**Requirements**
Every line of the data must be copied exactly.

===== Recorded data

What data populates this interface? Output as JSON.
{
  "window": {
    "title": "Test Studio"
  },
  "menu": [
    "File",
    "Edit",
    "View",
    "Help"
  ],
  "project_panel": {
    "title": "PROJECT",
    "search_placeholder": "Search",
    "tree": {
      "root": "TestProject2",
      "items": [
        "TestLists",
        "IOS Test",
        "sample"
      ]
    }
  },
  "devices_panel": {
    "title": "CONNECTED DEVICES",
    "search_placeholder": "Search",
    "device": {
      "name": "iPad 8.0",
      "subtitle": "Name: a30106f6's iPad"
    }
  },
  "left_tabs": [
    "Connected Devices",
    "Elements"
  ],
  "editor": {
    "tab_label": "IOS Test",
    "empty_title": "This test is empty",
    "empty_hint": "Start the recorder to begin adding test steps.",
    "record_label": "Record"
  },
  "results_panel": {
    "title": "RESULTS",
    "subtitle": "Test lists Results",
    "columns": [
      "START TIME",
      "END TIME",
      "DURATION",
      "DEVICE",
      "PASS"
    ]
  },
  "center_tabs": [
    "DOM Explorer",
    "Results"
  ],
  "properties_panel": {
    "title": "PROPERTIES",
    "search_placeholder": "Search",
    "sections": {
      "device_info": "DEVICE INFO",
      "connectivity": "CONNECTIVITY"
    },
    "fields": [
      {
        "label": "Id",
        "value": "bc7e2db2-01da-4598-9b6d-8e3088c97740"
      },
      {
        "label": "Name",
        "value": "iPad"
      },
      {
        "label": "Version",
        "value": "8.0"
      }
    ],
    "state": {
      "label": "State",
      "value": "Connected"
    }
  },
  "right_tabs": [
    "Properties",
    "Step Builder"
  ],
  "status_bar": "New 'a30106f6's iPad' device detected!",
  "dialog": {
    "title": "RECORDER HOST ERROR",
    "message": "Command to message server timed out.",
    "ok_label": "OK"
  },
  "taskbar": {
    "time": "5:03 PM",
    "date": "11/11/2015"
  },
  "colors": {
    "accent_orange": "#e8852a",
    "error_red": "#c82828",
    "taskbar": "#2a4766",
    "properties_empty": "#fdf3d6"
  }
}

==========

**Output below**
What data populates this interface? Output as JSON.
{
  "window": {
    "title": "Test Studio"
  },
  "menu": [
    "File",
    "Edit",
    "View",
    "Help"
  ],
  "project_panel": {
    "title": "PROJECT",
    "search_placeholder": "Search",
    "tree": {
      "root": "TestProject2",
      "items": [
        "TestLists",
        "IOS Test",
        "sample"
      ]
    }
  },
  "devices_panel": {
    "title": "CONNECTED DEVICES",
    "search_placeholder": "Search",
    "device": {
      "name": "iPad 8.0",
      "subtitle": "Name: a30106f6's iPad"
    }
  },
  "left_tabs": [
    "Connected Devices",
    "Elements"
  ],
  "editor": {
    "tab_label": "IOS Test",
    "empty_title": "This test is empty",
    "empty_hint": "Start the recorder to begin adding test steps.",
    "record_label": "Record"
  },
  "results_panel": {
    "title": "RESULTS",
    "subtitle": "Test lists Results",
    "columns": [
      "START TIME",
      "END TIME",
      "DURATION",
      "DEVICE",
      "PASS"
    ]
  },
  "center_tabs": [
    "DOM Explorer",
    "Results"
  ],
  "properties_panel": {
    "title": "PROPERTIES",
    "search_placeholder": "Search",
    "sections": {
      "device_info": "DEVICE INFO",
      "connectivity": "CONNECTIVITY"
    },
    "fields": [
      {
        "label": "Id",
        "value": "bc7e2db2-01da-4598-9b6d-8e3088c97740"
      },
      {
        "label": "Name",
        "value": "iPad"
      },
      {
        "label": "Version",
        "value": "8.0"
      }
    ],
    "state": {
      "label": "State",
      "value": "Connected"
    }
  },
  "right_tabs": [
    "Properties",
    "Step Builder"
  ],
  "status_bar": "New 'a30106f6's iPad' device detected!",
  "dialog": {
    "title": "RECORDER HOST ERROR",
    "message": "Command to message server timed out.",
    "ok_label": "OK"
  },
  "taskbar": {
    "time": "5:03 PM",
    "date": "11/11/2015"
  },
  "colors": {
    "accent_orange": "#e8852a",
    "error_red": "#c82828",
    "taskbar": "#2a4766",
    "properties_empty": "#fdf3d6"
  }
}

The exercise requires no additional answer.